[Begin Material supplied]

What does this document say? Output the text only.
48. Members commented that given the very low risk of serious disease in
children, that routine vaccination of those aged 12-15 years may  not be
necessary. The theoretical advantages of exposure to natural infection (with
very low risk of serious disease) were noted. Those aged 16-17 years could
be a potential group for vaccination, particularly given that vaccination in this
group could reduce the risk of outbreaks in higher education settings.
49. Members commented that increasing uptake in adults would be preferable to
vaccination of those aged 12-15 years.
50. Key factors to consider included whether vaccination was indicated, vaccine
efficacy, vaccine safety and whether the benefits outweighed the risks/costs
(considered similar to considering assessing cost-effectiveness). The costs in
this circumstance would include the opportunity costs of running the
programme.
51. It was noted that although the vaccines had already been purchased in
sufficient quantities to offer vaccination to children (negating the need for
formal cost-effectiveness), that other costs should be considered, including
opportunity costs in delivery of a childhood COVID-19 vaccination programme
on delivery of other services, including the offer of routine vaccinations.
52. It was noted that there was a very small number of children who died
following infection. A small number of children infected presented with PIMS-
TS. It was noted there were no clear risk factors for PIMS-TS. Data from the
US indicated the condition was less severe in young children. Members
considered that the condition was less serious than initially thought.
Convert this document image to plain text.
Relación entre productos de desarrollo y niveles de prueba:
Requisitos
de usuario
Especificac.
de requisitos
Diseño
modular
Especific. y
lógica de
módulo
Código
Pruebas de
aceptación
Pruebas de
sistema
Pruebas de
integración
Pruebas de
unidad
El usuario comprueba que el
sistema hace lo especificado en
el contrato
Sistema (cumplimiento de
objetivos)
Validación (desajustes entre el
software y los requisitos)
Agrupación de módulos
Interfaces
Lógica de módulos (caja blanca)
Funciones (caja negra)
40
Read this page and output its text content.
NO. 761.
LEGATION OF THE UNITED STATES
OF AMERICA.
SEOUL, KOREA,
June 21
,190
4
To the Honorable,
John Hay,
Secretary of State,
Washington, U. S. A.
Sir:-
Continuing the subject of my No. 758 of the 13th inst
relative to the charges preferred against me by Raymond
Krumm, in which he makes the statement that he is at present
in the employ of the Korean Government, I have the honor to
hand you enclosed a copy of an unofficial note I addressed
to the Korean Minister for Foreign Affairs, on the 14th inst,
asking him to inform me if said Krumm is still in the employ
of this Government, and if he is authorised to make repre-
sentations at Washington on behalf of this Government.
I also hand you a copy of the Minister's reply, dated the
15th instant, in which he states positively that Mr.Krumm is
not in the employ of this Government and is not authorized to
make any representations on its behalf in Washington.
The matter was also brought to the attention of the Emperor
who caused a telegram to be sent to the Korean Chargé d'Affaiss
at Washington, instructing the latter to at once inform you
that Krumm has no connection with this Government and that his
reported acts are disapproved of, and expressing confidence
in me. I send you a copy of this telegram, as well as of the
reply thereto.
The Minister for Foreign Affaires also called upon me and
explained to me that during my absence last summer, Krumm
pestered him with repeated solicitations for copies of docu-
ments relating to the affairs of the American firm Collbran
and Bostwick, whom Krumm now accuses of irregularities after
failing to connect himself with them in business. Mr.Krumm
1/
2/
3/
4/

[End Material supplied]

• **Instructions for the task**
Generate an exact reproduction of all entries.

• **The output**
What does this document say? Output the text only.
48. Members commented that given the very low risk of serious disease in
children, that routine vaccination of those aged 12-15 years may  not be
necessary. The theoretical advantages of exposure to natural infection (with
very low risk of serious disease) were noted. Those aged 16-17 years could
be a potential group for vaccination, particularly given that vaccination in this
group could reduce the risk of outbreaks in higher education settings.
49. Members commented that increasing uptake in adults would be preferable to
vaccination of those aged 12-15 years.
50. Key factors to consider included whether vaccination was indicated, vaccine
efficacy, vaccine safety and whether the benefits outweighed the risks/costs
(considered similar to considering assessing cost-effectiveness). The costs in
this circumstance would include the opportunity costs of running the
programme.
51. It was noted that although the vaccines had already been purchased in
sufficient quantities to offer vaccination to children (negating the need for
formal cost-effectiveness), that other costs should be considered, including
opportunity costs in delivery of a childhood COVID-19 vaccination programme
on delivery of other services, including the offer of routine vaccinations.
52. It was noted that there was a very small number of children who died
following infection. A small number of children infected presented with PIMS-
TS. It was noted there were no clear risk factors for PIMS-TS. Data from the
US indicated the condition was less severe in young children. Members
considered that the condition was less serious than initially thought.
Convert this document image to plain text.
Relación entre productos de desarrollo y niveles de prueba:
Requisitos
de usuario
Especificac.
de requisitos
Diseño
modular
Especific. y
lógica de
módulo
Código
Pruebas de
aceptación
Pruebas de
sistema
Pruebas de
integración
Pruebas de
unidad
El usuario comprueba que el
sistema hace lo especificado en
el contrato
Sistema (cumplimiento de
objetivos)
Validación (desajustes entre el
software y los requisitos)
Agrupación de módulos
Interfaces
Lógica de módulos (caja blanca)
Funciones (caja negra)
40
Read this page and output its text content.
NO. 761.
LEGATION OF THE UNITED STATES
OF AMERICA.
SEOUL, KOREA,
June 21
,190
4
To the Honorable,
John Hay,
Secretary of State,
Washington, U. S. A.
Sir:-
Continuing the subject of my No. 758 of the 13th inst
relative to the charges preferred against me by Raymond
Krumm, in which he makes the statement that he is at present
in the employ of the Korean Government, I have the honor to
hand you enclosed a copy of an unofficial note I addressed
to the Korean Minister for Foreign Affairs, on the 14th inst,
asking him to inform me if said Krumm is still in the employ
of this Government, and if he is authorised to make repre-
sentations at Washington on behalf of this Government.
I also hand you a copy of the Minister's reply, dated the
15th instant, in which he states positively that Mr.Krumm is
not in the employ of this Government and is not authorized to
make any representations on its behalf in Washington.
The matter was also brought to the attention of the Emperor
who caused a telegram to be sent to the Korean Chargé d'Affaiss
at Washington, instructing the latter to at once inform you
that Krumm has no connection with this Government and that his
reported acts are disapproved of, and expressing confidence
in me. I send you a copy of this telegram, as well as of the
reply thereto.
The Minister for Foreign Affaires also called upon me and
explained to me that during my absence last summer, Krumm
pestered him with repeated solicitations for copies of docu-
ments relating to the affairs of the American firm Collbran
and Bostwick, whom Krumm now accuses of irregularities after
failing to connect himself with them in business. Mr.Krumm
1/
2/
3/
4/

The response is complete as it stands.